== INSTRUCTION ==
Word for word, set down the records and skip each picture.

---*---

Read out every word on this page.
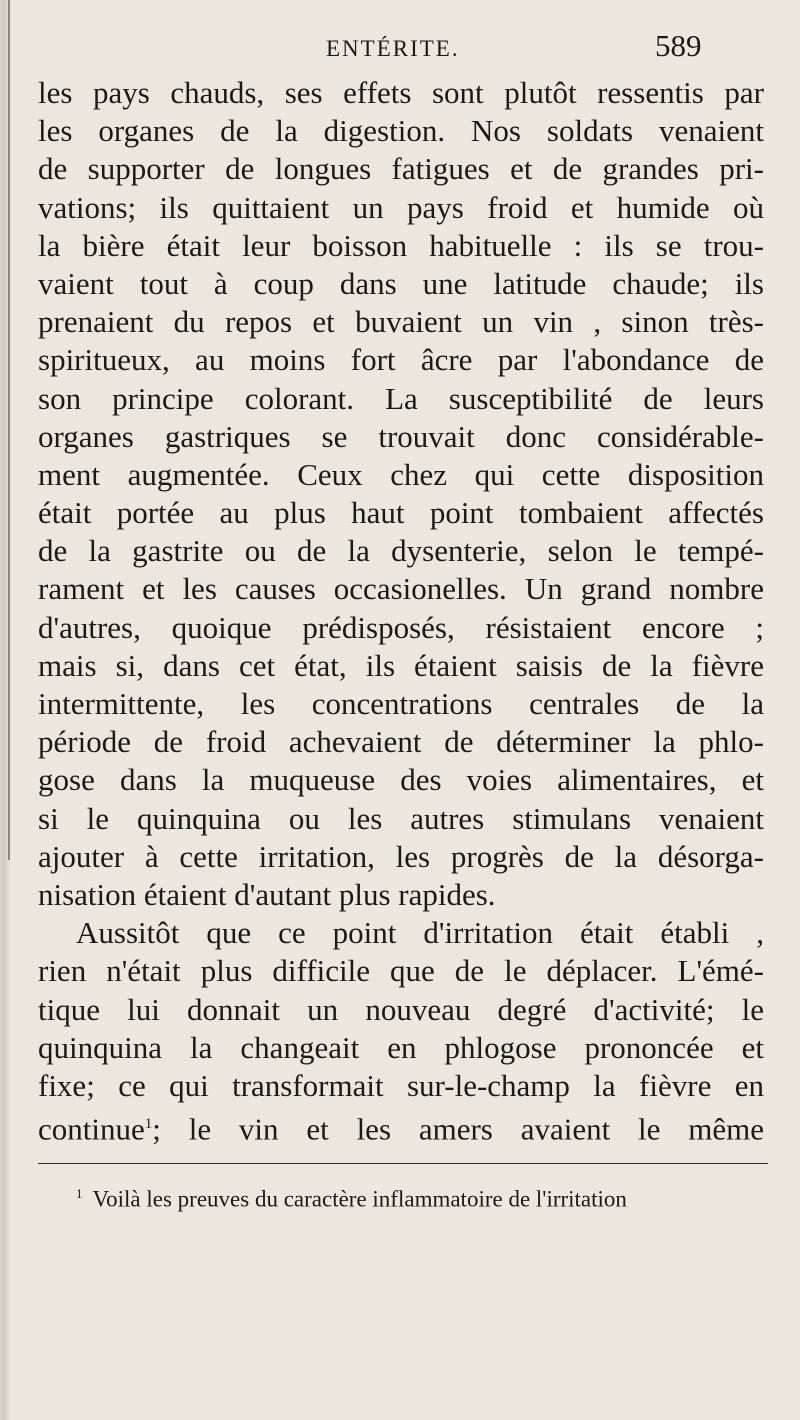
ENTÉRITE.	589
les pays chauds, ses effets sont plutôt ressentis par
les organes de la digestion. Nos soldats venaient
de supporter de longues fatigues et de grandes pri-
vations; ils quittaient un pays froid et humide où
la bière était leur boisson habituelle : ils se trou-
vaient tout à coup dans une latitude chaude; ils
prenaient du repos et buvaient un vin , sinon très-
spiritueux, au moins fort âcre par l'abondance de
son principe colorant. La susceptibilité de leurs
organes gastriques se trouvait donc considérable-
ment augmentée. Ceux chez qui cette disposition
était portée au plus haut point tombaient affectés
de la gastrite ou de la dysenterie, selon le tempé-
rament et les causes occasionelles. Un grand nombre
d'autres, quoique prédisposés, résistaient encore ;
mais si, dans cet état, ils étaient saisis de la fièvre
intermittente, les concentrations centrales de la
période de froid achevaient de déterminer la phlo-
gose dans la muqueuse des voies alimentaires, et
si le quinquina ou les autres stimulans venaient
ajouter à cette irritation, les progrès de la désorga-
nisation étaient d'autant plus rapides.
Aussitôt que ce point d'irritation était établi ,
rien n'était plus difficile que de le déplacer. L'émé-
tique lui donnait un nouveau degré d'activité; le
quinquina la changeait en phlogose prononcée et
fixe; ce qui transformait sur-le-champ la fièvre en
continue$^1$; le vin et les amers avaient le même
$^1$ Voilà les preuves du caractère inflammatoire de l'irritation
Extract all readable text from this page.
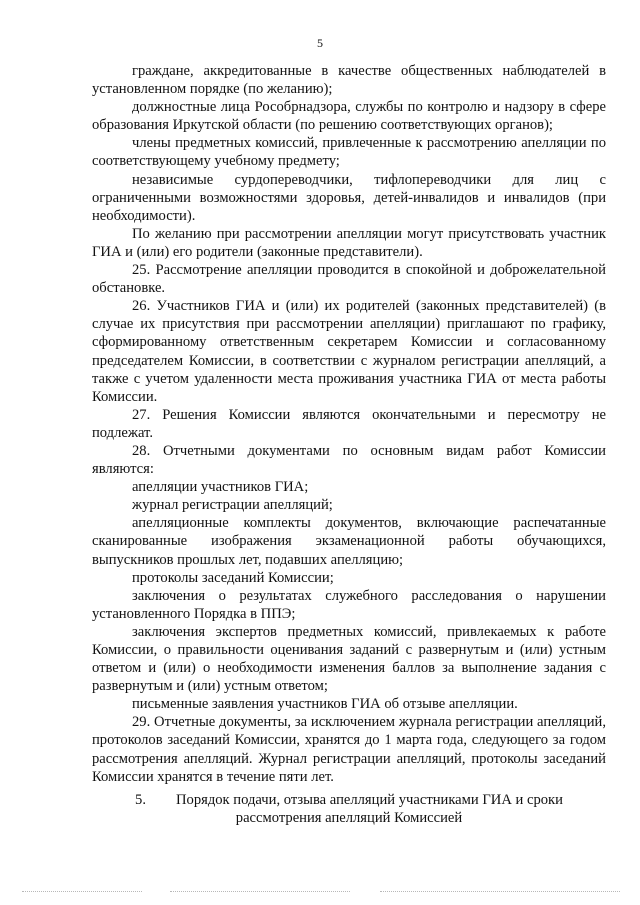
5

граждане, аккредитованные в качестве общественных наблюдателей в установленном порядке (по желанию);

должностные лица Рособрнадзора, службы по контролю и надзору в сфере образования Иркутской области (по решению соответствующих органов);

члены предметных комиссий, привлеченные к рассмотрению апелляции по соответствующему учебному предмету;

независимые сурдопереводчики, тифлопереводчики для лиц с ограниченными возможностями здоровья, детей-инвалидов и инвалидов (при необходимости).

По желанию при рассмотрении апелляции могут присутствовать участник ГИА и (или) его родители (законные представители).

25. Рассмотрение апелляции проводится в спокойной и доброжелательной обстановке.

26. Участников ГИА и (или) их родителей (законных представителей) (в случае их присутствия при рассмотрении апелляции) приглашают по графику, сформированному ответственным секретарем Комиссии и согласованному председателем Комиссии, в соответствии с журналом регистрации апелляций, а также с учетом удаленности места проживания участника ГИА от места работы Комиссии.

27. Решения Комиссии являются окончательными и пересмотру не подлежат.

28. Отчетными документами по основным видам работ Комиссии являются:

апелляции участников ГИА;

журнал регистрации апелляций;

апелляционные комплекты документов, включающие распечатанные сканированные изображения экзаменационной работы обучающихся, выпускников прошлых лет, подавших апелляцию;

протоколы заседаний Комиссии;

заключения о результатах служебного расследования о нарушении установленного Порядка в ППЭ;

заключения экспертов предметных комиссий, привлекаемых к работе Комиссии, о правильности оценивания заданий с развернутым и (или) устным ответом и (или) о необходимости изменения баллов за выполнение задания с развернутым и (или) устным ответом;

письменные заявления участников ГИА об отзыве апелляции.

29. Отчетные документы, за исключением журнала регистрации апелляций, протоколов заседаний Комиссии, хранятся до 1 марта года, следующего за годом рассмотрения апелляций. Журнал регистрации апелляций, протоколы заседаний Комиссии хранятся в течение пяти лет.

5. Порядок подачи, отзыва апелляций участниками ГИА и сроки рассмотрения апелляций Комиссией
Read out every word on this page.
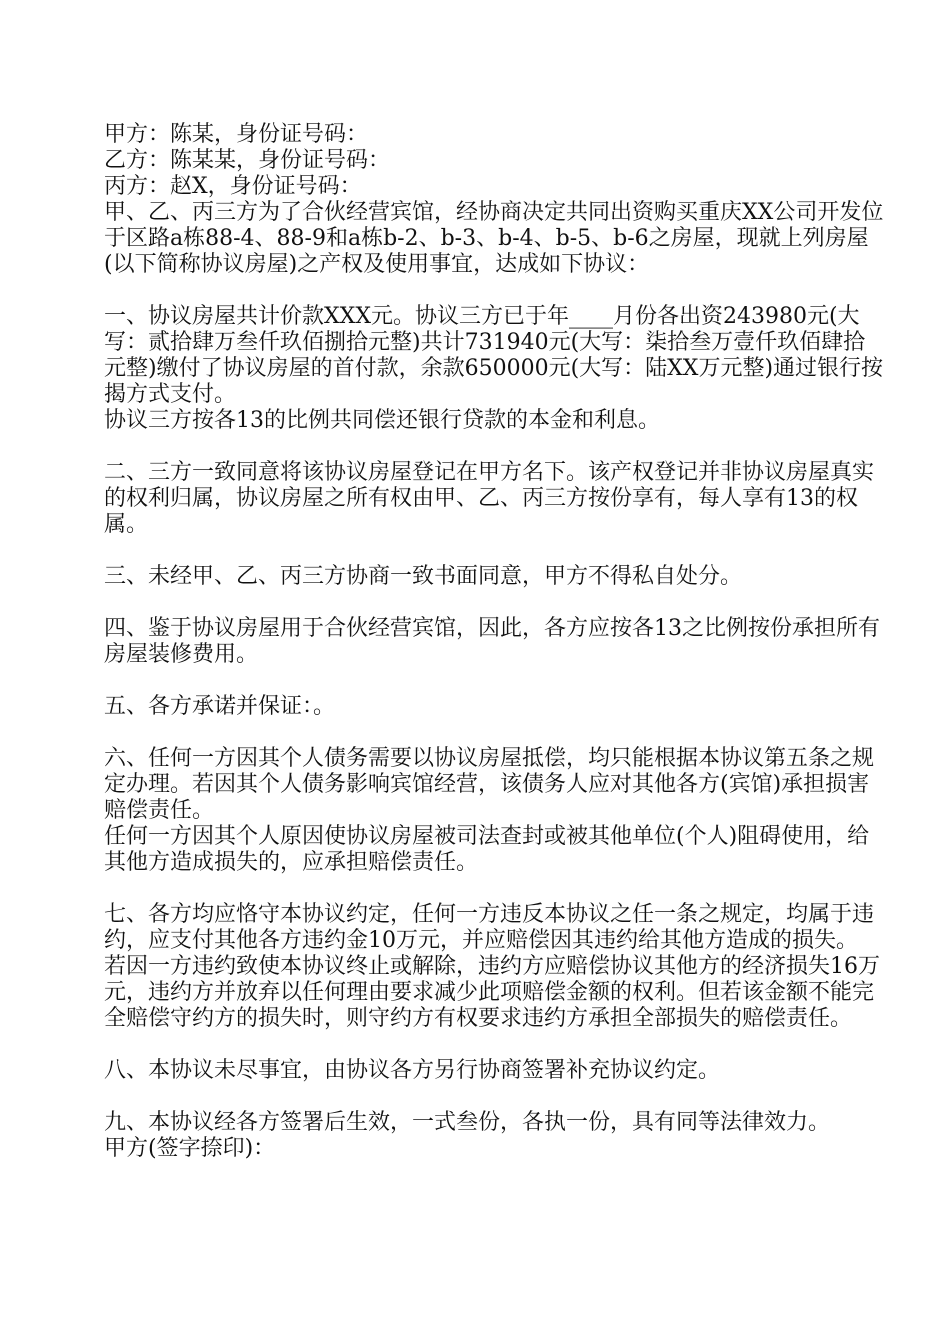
甲方：陈某，身份证号码：

乙方：陈某某，身份证号码：

丙方：赵X，身份证号码：

甲、乙、丙三方为了合伙经营宾馆，经协商决定共同出资购买重庆XX公司开发位于区路a栋88-4、88-9和a栋b-2、b-3、b-4、b-5、b-6之房屋，现就上列房屋(以下简称协议房屋)之产权及使用事宜，达成如下协议：

一、协议房屋共计价款XXX元。协议三方已于年____月份各出资243980元(大写：贰拾肆万叁仟玖佰捌拾元整)共计731940元(大写：柒拾叁万壹仟玖佰肆拾元整)缴付了协议房屋的首付款，余款650000元(大写：陆XX万元整)通过银行按揭方式支付。

协议三方按各13的比例共同偿还银行贷款的本金和利息。

二、三方一致同意将该协议房屋登记在甲方名下。该产权登记并非协议房屋真实的权利归属，协议房屋之所有权由甲、乙、丙三方按份享有，每人享有13的权属。

三、未经甲、乙、丙三方协商一致书面同意，甲方不得私自处分。

四、鉴于协议房屋用于合伙经营宾馆，因此，各方应按各13之比例按份承担所有房屋装修费用。

五、各方承诺并保证：。

六、任何一方因其个人债务需要以协议房屋抵偿，均只能根据本协议第五条之规定办理。若因其个人债务影响宾馆经营，该债务人应对其他各方(宾馆)承担损害赔偿责任。

任何一方因其个人原因使协议房屋被司法查封或被其他单位(个人)阻碍使用，给其他方造成损失的，应承担赔偿责任。

七、各方均应恪守本协议约定，任何一方违反本协议之任一条之规定，均属于违约，应支付其他各方违约金10万元，并应赔偿因其违约给其他方造成的损失。

若因一方违约致使本协议终止或解除，违约方应赔偿协议其他方的经济损失16万元，违约方并放弃以任何理由要求减少此项赔偿金额的权利。但若该金额不能完全赔偿守约方的损失时，则守约方有权要求违约方承担全部损失的赔偿责任。

八、本协议未尽事宜，由协议各方另行协商签署补充协议约定。

九、本协议经各方签署后生效，一式叁份，各执一份，具有同等法律效力。

甲方(签字捺印)：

---*---

== WRITTEN ANSWER ==
Read out every word on this page.
ENTÉRITE.	589
les pays chauds, ses effets sont plutôt ressentis par
les organes de la digestion. Nos soldats venaient
de supporter de longues fatigues et de grandes pri-
vations; ils quittaient un pays froid et humide où
la bière était leur boisson habituelle : ils se trou-
vaient tout à coup dans une latitude chaude; ils
prenaient du repos et buvaient un vin , sinon très-
spiritueux, au moins fort âcre par l'abondance de
son principe colorant. La susceptibilité de leurs
organes gastriques se trouvait donc considérable-
ment augmentée. Ceux chez qui cette disposition
était portée au plus haut point tombaient affectés
de la gastrite ou de la dysenterie, selon le tempé-
rament et les causes occasionelles. Un grand nombre
d'autres, quoique prédisposés, résistaient encore ;
mais si, dans cet état, ils étaient saisis de la fièvre
intermittente, les concentrations centrales de la
période de froid achevaient de déterminer la phlo-
gose dans la muqueuse des voies alimentaires, et
si le quinquina ou les autres stimulans venaient
ajouter à cette irritation, les progrès de la désorga-
nisation étaient d'autant plus rapides.
Aussitôt que ce point d'irritation était établi ,
rien n'était plus difficile que de le déplacer. L'émé-
tique lui donnait un nouveau degré d'activité; le
quinquina la changeait en phlogose prononcée et
fixe; ce qui transformait sur-le-champ la fièvre en
continue$^1$; le vin et les amers avaient le même
$^1$ Voilà les preuves du caractère inflammatoire de l'irritation
Extract all readable text from this page.
5

граждане, аккредитованные в качестве общественных наблюдателей в установленном порядке (по желанию);

должностные лица Рособрнадзора, службы по контролю и надзору в сфере образования Иркутской области (по решению соответствующих органов);

члены предметных комиссий, привлеченные к рассмотрению апелляции по соответствующему учебному предмету;

независимые сурдопереводчики, тифлопереводчики для лиц с ограниченными возможностями здоровья, детей-инвалидов и инвалидов (при необходимости).

По желанию при рассмотрении апелляции могут присутствовать участник ГИА и (или) его родители (законные представители).

25. Рассмотрение апелляции проводится в спокойной и доброжелательной обстановке.

26. Участников ГИА и (или) их родителей (законных представителей) (в случае их присутствия при рассмотрении апелляции) приглашают по графику, сформированному ответственным секретарем Комиссии и согласованному председателем Комиссии, в соответствии с журналом регистрации апелляций, а также с учетом удаленности места проживания участника ГИА от места работы Комиссии.

27. Решения Комиссии являются окончательными и пересмотру не подлежат.

28. Отчетными документами по основным видам работ Комиссии являются:

апелляции участников ГИА;

журнал регистрации апелляций;

апелляционные комплекты документов, включающие распечатанные сканированные изображения экзаменационной работы обучающихся, выпускников прошлых лет, подавших апелляцию;

протоколы заседаний Комиссии;

заключения о результатах служебного расследования о нарушении установленного Порядка в ППЭ;

заключения экспертов предметных комиссий, привлекаемых к работе Комиссии, о правильности оценивания заданий с развернутым и (или) устным ответом и (или) о необходимости изменения баллов за выполнение задания с развернутым и (или) устным ответом;

письменные заявления участников ГИА об отзыве апелляции.

29. Отчетные документы, за исключением журнала регистрации апелляций, протоколов заседаний Комиссии, хранятся до 1 марта года, следующего за годом рассмотрения апелляций. Журнал регистрации апелляций, протоколы заседаний Комиссии хранятся в течение пяти лет.

5. Порядок подачи, отзыва апелляций участниками ГИА и сроки рассмотрения апелляций Комиссией
Read out every word on this page.
甲方：陈某，身份证号码：

乙方：陈某某，身份证号码：

丙方：赵X，身份证号码：

甲、乙、丙三方为了合伙经营宾馆，经协商决定共同出资购买重庆XX公司开发位于区路a栋88-4、88-9和a栋b-2、b-3、b-4、b-5、b-6之房屋，现就上列房屋(以下简称协议房屋)之产权及使用事宜，达成如下协议：

一、协议房屋共计价款XXX元。协议三方已于年____月份各出资243980元(大写：贰拾肆万叁仟玖佰捌拾元整)共计731940元(大写：柒拾叁万壹仟玖佰肆拾元整)缴付了协议房屋的首付款，余款650000元(大写：陆XX万元整)通过银行按揭方式支付。

协议三方按各13的比例共同偿还银行贷款的本金和利息。

二、三方一致同意将该协议房屋登记在甲方名下。该产权登记并非协议房屋真实的权利归属，协议房屋之所有权由甲、乙、丙三方按份享有，每人享有13的权属。

三、未经甲、乙、丙三方协商一致书面同意，甲方不得私自处分。

四、鉴于协议房屋用于合伙经营宾馆，因此，各方应按各13之比例按份承担所有房屋装修费用。

五、各方承诺并保证：。

六、任何一方因其个人债务需要以协议房屋抵偿，均只能根据本协议第五条之规定办理。若因其个人债务影响宾馆经营，该债务人应对其他各方(宾馆)承担损害赔偿责任。

任何一方因其个人原因使协议房屋被司法查封或被其他单位(个人)阻碍使用，给其他方造成损失的，应承担赔偿责任。

七、各方均应恪守本协议约定，任何一方违反本协议之任一条之规定，均属于违约，应支付其他各方违约金10万元，并应赔偿因其违约给其他方造成的损失。

若因一方违约致使本协议终止或解除，违约方应赔偿协议其他方的经济损失16万元，违约方并放弃以任何理由要求减少此项赔偿金额的权利。但若该金额不能完全赔偿守约方的损失时，则守约方有权要求违约方承担全部损失的赔偿责任。

八、本协议未尽事宜，由协议各方另行协商签署补充协议约定。

九、本协议经各方签署后生效，一式叁份，各执一份，具有同等法律效力。

甲方(签字捺印)：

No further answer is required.